PROVIDED TEXT:
((

The CEO’s Ultimate Guide To Remote Work, Part 3: Company-Wide Practices

David Hassell, Co-Founder and Executive Chairman of 15Five

As a primarily work-from-home, remote CEO of a company honored to have won multiple awards for its culture, I’ve gained a lot of hard-won expertise over the last nine years building 15Five as a remote-first company, now over 200 employees. My hope is that by sharing some of what I’ve learned, I can help you avoid some of the pitfalls and reduce some of the stress involved in transitioning your people to remote work and help you successfully lead your teams.

Here are eight company-wide practices you can implement in your organization that will contribute to building a resilient and productive distributed culture.

1) Video, video, video, for everything

Video is one of the most critical factors for doing remote well and maintaining a sense of social connection and humanity.

There’s far too much non-verbal communication that gets lost via text or even simply voice, and with fantastic video platforms available like Zoom, there’s zero excuses for not making video the center of your remote-work strategy.

Whenever there’s an opportunity for synchronous communications, whether it’s regular all-hands meetings, individual team meetings or even impromptu 1-on-1s, we opt to use Zoom nine times out of ten.

During all-hands and individual/cross-functional team meetings, video allows everyone to feel more socially connected to one another (which is particularly important at this moment in time), allows you to better “read the room,” and by and large creates a much more cohesive team and experience despite physically being apart. It’s the next best thing to being in person.

))

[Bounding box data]
((

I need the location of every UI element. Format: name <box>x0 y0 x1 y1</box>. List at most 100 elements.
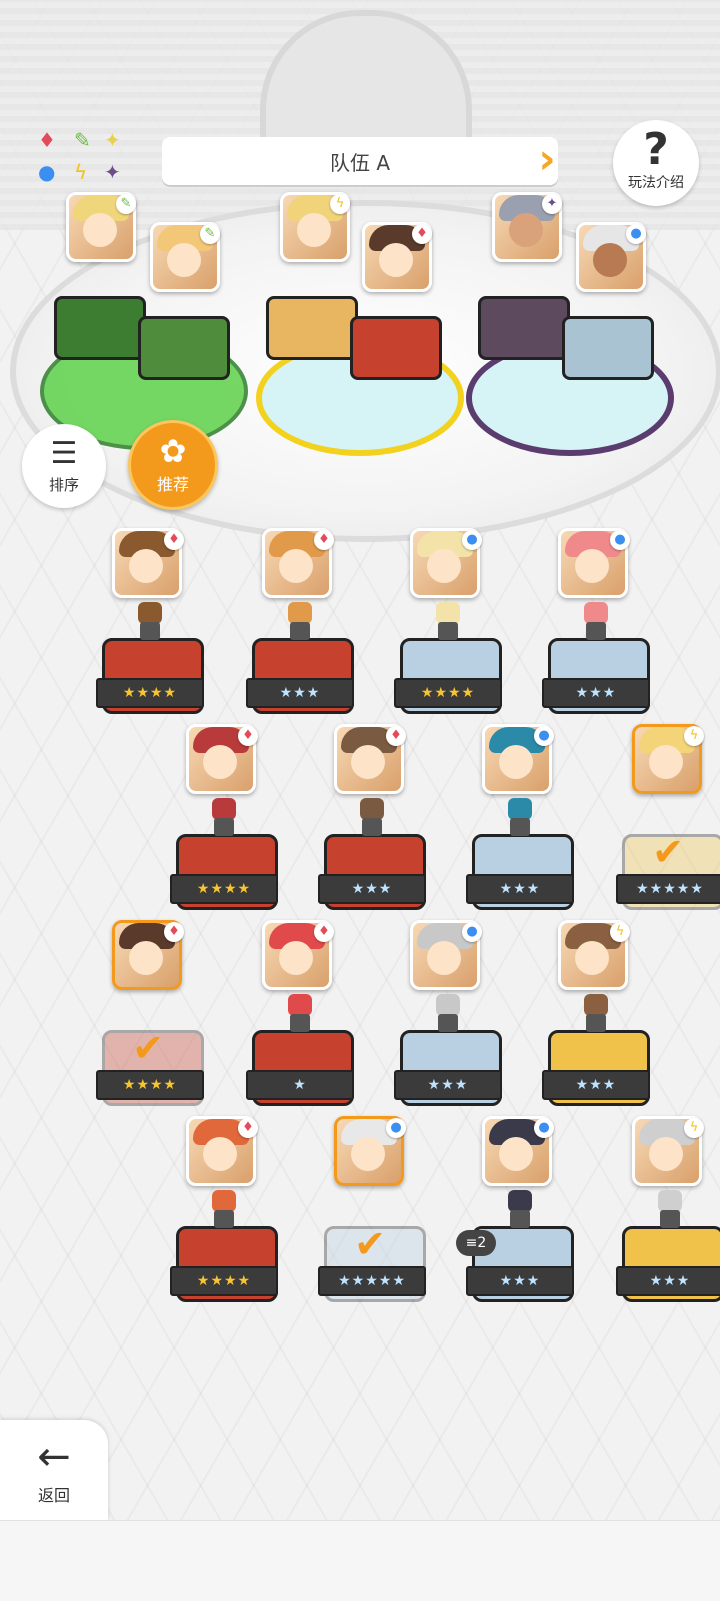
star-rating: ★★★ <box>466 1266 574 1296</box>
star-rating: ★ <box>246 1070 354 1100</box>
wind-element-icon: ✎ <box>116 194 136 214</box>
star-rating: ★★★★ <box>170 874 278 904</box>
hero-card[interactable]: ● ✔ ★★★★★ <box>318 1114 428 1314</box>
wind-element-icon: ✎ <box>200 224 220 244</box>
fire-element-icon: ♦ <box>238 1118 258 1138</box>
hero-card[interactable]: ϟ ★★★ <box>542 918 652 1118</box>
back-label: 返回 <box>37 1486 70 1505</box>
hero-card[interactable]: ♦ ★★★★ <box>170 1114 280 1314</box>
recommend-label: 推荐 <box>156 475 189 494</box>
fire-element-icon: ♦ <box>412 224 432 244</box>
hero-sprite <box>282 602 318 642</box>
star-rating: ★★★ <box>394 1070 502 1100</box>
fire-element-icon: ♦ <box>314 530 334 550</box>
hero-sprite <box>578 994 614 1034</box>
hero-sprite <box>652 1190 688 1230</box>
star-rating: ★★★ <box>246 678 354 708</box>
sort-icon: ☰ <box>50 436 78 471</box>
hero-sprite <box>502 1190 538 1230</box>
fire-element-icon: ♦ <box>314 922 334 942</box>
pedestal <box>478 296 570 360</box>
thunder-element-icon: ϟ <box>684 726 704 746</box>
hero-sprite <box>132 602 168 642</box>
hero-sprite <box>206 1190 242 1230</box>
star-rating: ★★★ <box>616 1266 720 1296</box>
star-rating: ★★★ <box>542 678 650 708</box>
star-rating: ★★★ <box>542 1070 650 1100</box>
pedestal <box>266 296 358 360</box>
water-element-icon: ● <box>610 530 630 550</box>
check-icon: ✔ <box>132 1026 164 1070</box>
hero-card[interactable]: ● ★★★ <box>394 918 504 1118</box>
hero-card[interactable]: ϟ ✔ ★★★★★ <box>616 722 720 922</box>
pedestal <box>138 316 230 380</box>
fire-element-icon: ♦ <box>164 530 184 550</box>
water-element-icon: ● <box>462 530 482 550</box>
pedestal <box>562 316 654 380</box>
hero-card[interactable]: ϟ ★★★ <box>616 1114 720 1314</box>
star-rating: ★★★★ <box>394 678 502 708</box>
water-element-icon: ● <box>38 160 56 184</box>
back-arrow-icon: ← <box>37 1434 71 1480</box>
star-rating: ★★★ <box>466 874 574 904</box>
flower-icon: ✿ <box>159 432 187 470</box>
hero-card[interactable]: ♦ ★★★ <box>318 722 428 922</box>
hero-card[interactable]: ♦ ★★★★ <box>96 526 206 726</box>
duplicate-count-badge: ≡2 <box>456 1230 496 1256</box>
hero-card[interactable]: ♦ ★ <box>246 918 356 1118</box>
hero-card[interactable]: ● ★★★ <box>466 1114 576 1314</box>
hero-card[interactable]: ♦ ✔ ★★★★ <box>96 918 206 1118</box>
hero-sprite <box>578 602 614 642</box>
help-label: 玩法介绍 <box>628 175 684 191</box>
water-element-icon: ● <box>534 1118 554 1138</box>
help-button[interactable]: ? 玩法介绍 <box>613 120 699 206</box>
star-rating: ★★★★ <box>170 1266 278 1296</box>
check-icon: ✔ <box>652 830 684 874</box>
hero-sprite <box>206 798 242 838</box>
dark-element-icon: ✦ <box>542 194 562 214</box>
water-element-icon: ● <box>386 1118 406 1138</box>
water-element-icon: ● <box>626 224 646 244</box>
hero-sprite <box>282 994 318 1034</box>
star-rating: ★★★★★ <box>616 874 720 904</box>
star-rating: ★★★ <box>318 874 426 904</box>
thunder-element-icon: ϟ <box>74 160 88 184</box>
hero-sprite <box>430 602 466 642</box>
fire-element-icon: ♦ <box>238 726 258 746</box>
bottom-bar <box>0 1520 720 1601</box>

))

EXERCISE SET:
[a] Answer these questions about the remote work guide.
(i) For how many years has the author been building 15Five as a remote-first company?
(ii) How many company-wide practices does the guide present?
(iii) How often does the company choose Zoom when there is a chance for synchronous communication?
[b] Write out the passage of the remote work guide from "As a primarily" to "productive distributed culture.", keeping every word and mark unchanged.

RESPONSES TO THE EXERCISE:
[a]
(i) Nine years.
(ii) Eight.
(iii) Nine times out of ten.

[b]
As a primarily work-from-home, remote CEO of a company honored to have won multiple awards for its culture, I’ve gained a lot of hard-won expertise over the last nine years building 15Five as a remote-first company, now over 200 employees. My hope is that by sharing some of what I’ve learned, I can help you avoid some of the pitfalls and reduce some of the stress involved in transitioning your people to remote work and help you successfully lead your teams.

Here are eight company-wide practices you can implement in your organization that will contribute to building a resilient and productive distributed culture.